▶ _WRITTEN EXERCISE_
Quote every line of the material beneath this one.

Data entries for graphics
——————
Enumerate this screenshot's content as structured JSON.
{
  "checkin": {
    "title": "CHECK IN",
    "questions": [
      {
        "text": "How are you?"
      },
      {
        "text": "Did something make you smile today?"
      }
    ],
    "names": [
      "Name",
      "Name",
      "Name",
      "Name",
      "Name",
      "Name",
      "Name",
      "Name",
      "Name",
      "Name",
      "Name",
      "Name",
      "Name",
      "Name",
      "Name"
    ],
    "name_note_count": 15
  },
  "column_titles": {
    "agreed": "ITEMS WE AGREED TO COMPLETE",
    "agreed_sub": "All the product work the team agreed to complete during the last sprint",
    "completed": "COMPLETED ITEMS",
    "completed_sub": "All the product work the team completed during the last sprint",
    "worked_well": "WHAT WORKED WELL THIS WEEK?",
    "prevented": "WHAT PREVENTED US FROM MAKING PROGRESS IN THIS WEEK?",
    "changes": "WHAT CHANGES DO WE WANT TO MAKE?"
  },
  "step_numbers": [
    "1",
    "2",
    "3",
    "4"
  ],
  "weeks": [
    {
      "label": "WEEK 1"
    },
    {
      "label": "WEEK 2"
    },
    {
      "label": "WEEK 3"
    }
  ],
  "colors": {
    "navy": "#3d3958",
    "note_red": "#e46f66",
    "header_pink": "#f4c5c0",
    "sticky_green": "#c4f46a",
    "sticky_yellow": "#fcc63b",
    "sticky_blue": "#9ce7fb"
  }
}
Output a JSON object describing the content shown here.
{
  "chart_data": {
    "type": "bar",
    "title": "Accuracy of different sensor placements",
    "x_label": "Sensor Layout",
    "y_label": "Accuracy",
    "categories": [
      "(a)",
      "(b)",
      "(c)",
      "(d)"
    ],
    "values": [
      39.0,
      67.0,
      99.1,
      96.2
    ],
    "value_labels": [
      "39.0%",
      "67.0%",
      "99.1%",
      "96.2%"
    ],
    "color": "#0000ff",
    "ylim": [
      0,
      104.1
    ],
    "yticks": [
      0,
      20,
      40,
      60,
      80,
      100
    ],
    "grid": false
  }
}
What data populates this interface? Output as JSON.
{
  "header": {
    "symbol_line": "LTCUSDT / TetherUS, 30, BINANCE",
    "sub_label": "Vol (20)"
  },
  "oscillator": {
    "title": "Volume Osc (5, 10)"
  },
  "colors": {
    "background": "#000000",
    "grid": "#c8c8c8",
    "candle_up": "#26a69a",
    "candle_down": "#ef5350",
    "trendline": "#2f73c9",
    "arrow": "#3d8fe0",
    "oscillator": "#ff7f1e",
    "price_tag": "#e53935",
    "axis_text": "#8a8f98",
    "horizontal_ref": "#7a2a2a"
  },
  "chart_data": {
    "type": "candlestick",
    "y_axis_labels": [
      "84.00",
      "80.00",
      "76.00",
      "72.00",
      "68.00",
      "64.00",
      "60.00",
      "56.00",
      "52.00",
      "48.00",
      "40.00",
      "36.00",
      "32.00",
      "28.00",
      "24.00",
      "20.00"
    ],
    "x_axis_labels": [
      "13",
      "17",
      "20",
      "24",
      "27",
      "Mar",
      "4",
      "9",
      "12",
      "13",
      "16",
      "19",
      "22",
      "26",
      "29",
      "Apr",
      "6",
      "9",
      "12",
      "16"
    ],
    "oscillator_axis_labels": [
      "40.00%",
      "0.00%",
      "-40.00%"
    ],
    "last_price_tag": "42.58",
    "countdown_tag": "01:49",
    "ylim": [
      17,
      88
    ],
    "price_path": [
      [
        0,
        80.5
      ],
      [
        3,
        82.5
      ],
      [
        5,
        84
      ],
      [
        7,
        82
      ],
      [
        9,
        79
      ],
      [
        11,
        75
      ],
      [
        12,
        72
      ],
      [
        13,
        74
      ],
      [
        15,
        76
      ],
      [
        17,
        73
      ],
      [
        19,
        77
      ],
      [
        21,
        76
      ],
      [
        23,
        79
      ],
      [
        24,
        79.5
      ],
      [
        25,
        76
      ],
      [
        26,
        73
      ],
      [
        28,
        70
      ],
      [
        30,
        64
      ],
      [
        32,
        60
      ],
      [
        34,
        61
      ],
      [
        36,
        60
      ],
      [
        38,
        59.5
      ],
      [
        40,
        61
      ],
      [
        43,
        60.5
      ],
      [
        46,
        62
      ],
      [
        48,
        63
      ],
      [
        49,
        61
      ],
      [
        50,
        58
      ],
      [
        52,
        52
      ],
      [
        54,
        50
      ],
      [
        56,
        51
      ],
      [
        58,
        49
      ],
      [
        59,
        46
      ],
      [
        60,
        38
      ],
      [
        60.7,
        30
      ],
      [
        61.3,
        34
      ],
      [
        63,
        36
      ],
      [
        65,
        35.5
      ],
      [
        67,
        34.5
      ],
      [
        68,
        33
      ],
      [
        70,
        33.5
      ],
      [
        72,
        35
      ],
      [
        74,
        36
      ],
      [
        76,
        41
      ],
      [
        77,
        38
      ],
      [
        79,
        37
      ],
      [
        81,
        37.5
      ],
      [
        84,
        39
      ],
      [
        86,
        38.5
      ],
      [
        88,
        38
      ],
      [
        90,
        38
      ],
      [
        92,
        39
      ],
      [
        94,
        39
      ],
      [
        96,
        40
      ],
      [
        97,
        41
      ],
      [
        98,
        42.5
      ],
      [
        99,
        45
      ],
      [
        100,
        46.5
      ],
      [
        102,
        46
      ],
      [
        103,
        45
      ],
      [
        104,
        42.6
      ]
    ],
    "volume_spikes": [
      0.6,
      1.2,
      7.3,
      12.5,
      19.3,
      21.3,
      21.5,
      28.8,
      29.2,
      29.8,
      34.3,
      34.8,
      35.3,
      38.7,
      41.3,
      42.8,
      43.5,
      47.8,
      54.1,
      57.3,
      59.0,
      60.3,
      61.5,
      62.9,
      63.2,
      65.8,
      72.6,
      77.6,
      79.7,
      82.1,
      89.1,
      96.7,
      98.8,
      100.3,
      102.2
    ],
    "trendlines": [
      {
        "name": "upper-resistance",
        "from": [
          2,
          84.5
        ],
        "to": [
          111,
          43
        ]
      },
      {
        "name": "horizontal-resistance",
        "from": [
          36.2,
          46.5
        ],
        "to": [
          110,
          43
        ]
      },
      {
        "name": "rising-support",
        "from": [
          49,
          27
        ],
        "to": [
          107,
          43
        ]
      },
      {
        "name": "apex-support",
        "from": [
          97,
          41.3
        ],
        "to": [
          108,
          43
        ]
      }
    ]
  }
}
——————
▶ _COMPLETE ANSWER_
Enumerate this screenshot's content as structured JSON.
{
  "checkin": {
    "title": "CHECK IN",
    "questions": [
      {
        "text": "How are you?"
      },
      {
        "text": "Did something make you smile today?"
      }
    ],
    "names": [
      "Name",
      "Name",
      "Name",
      "Name",
      "Name",
      "Name",
      "Name",
      "Name",
      "Name",
      "Name",
      "Name",
      "Name",
      "Name",
      "Name",
      "Name"
    ],
    "name_note_count": 15
  },
  "column_titles": {
    "agreed": "ITEMS WE AGREED TO COMPLETE",
    "agreed_sub": "All the product work the team agreed to complete during the last sprint",
    "completed": "COMPLETED ITEMS",
    "completed_sub": "All the product work the team completed during the last sprint",
    "worked_well": "WHAT WORKED WELL THIS WEEK?",
    "prevented": "WHAT PREVENTED US FROM MAKING PROGRESS IN THIS WEEK?",
    "changes": "WHAT CHANGES DO WE WANT TO MAKE?"
  },
  "step_numbers": [
    "1",
    "2",
    "3",
    "4"
  ],
  "weeks": [
    {
      "label": "WEEK 1"
    },
    {
      "label": "WEEK 2"
    },
    {
      "label": "WEEK 3"
    }
  ],
  "colors": {
    "navy": "#3d3958",
    "note_red": "#e46f66",
    "header_pink": "#f4c5c0",
    "sticky_green": "#c4f46a",
    "sticky_yellow": "#fcc63b",
    "sticky_blue": "#9ce7fb"
  }
}
Output a JSON object describing the content shown here.
{
  "chart_data": {
    "type": "bar",
    "title": "Accuracy of different sensor placements",
    "x_label": "Sensor Layout",
    "y_label": "Accuracy",
    "categories": [
      "(a)",
      "(b)",
      "(c)",
      "(d)"
    ],
    "values": [
      39.0,
      67.0,
      99.1,
      96.2
    ],
    "value_labels": [
      "39.0%",
      "67.0%",
      "99.1%",
      "96.2%"
    ],
    "color": "#0000ff",
    "ylim": [
      0,
      104.1
    ],
    "yticks": [
      0,
      20,
      40,
      60,
      80,
      100
    ],
    "grid": false
  }
}
What data populates this interface? Output as JSON.
{
  "header": {
    "symbol_line": "LTCUSDT / TetherUS, 30, BINANCE",
    "sub_label": "Vol (20)"
  },
  "oscillator": {
    "title": "Volume Osc (5, 10)"
  },
  "colors": {
    "background": "#000000",
    "grid": "#c8c8c8",
    "candle_up": "#26a69a",
    "candle_down": "#ef5350",
    "trendline": "#2f73c9",
    "arrow": "#3d8fe0",
    "oscillator": "#ff7f1e",
    "price_tag": "#e53935",
    "axis_text": "#8a8f98",
    "horizontal_ref": "#7a2a2a"
  },
  "chart_data": {
    "type": "candlestick",
    "y_axis_labels": [
      "84.00",
      "80.00",
      "76.00",
      "72.00",
      "68.00",
      "64.00",
      "60.00",
      "56.00",
      "52.00",
      "48.00",
      "40.00",
      "36.00",
      "32.00",
      "28.00",
      "24.00",
      "20.00"
    ],
    "x_axis_labels": [
      "13",
      "17",
      "20",
      "24",
      "27",
      "Mar",
      "4",
      "9",
      "12",
      "13",
      "16",
      "19",
      "22",
      "26",
      "29",
      "Apr",
      "6",
      "9",
      "12",
      "16"
    ],
    "oscillator_axis_labels": [
      "40.00%",
      "0.00%",
      "-40.00%"
    ],
    "last_price_tag": "42.58",
    "countdown_tag": "01:49",
    "ylim": [
      17,
      88
    ],
    "price_path": [
      [
        0,
        80.5
      ],
      [
        3,
        82.5
      ],
      [
        5,
        84
      ],
      [
        7,
        82
      ],
      [
        9,
        79
      ],
      [
        11,
        75
      ],
      [
        12,
        72
      ],
      [
        13,
        74
      ],
      [
        15,
        76
      ],
      [
        17,
        73
      ],
      [
        19,
        77
      ],
      [
        21,
        76
      ],
      [
        23,
        79
      ],
      [
        24,
        79.5
      ],
      [
        25,
        76
      ],
      [
        26,
        73
      ],
      [
        28,
        70
      ],
      [
        30,
        64
      ],
      [
        32,
        60
      ],
      [
        34,
        61
      ],
      [
        36,
        60
      ],
      [
        38,
        59.5
      ],
      [
        40,
        61
      ],
      [
        43,
        60.5
      ],
      [
        46,
        62
      ],
      [
        48,
        63
      ],
      [
        49,
        61
      ],
      [
        50,
        58
      ],
      [
        52,
        52
      ],
      [
        54,
        50
      ],
      [
        56,
        51
      ],
      [
        58,
        49
      ],
      [
        59,
        46
      ],
      [
        60,
        38
      ],
      [
        60.7,
        30
      ],
      [
        61.3,
        34
      ],
      [
        63,
        36
      ],
      [
        65,
        35.5
      ],
      [
        67,
        34.5
      ],
      [
        68,
        33
      ],
      [
        70,
        33.5
      ],
      [
        72,
        35
      ],
      [
        74,
        36
      ],
      [
        76,
        41
      ],
      [
        77,
        38
      ],
      [
        79,
        37
      ],
      [
        81,
        37.5
      ],
      [
        84,
        39
      ],
      [
        86,
        38.5
      ],
      [
        88,
        38
      ],
      [
        90,
        38
      ],
      [
        92,
        39
      ],
      [
        94,
        39
      ],
      [
        96,
        40
      ],
      [
        97,
        41
      ],
      [
        98,
        42.5
      ],
      [
        99,
        45
      ],
      [
        100,
        46.5
      ],
      [
        102,
        46
      ],
      [
        103,
        45
      ],
      [
        104,
        42.6
      ]
    ],
    "volume_spikes": [
      0.6,
      1.2,
      7.3,
      12.5,
      19.3,
      21.3,
      21.5,
      28.8,
      29.2,
      29.8,
      34.3,
      34.8,
      35.3,
      38.7,
      41.3,
      42.8,
      43.5,
      47.8,
      54.1,
      57.3,
      59.0,
      60.3,
      61.5,
      62.9,
      63.2,
      65.8,
      72.6,
      77.6,
      79.7,
      82.1,
      89.1,
      96.7,
      98.8,
      100.3,
      102.2
    ],
    "trendlines": [
      {
        "name": "upper-resistance",
        "from": [
          2,
          84.5
        ],
        "to": [
          111,
          43
        ]
      },
      {
        "name": "horizontal-resistance",
        "from": [
          36.2,
          46.5
        ],
        "to": [
          110,
          43
        ]
      },
      {
        "name": "rising-support",
        "from": [
          49,
          27
        ],
        "to": [
          107,
          43
        ]
      },
      {
        "name": "apex-support",
        "from": [
          97,
          41.3
        ],
        "to": [
          108,
          43
        ]
      }
    ]
  }
}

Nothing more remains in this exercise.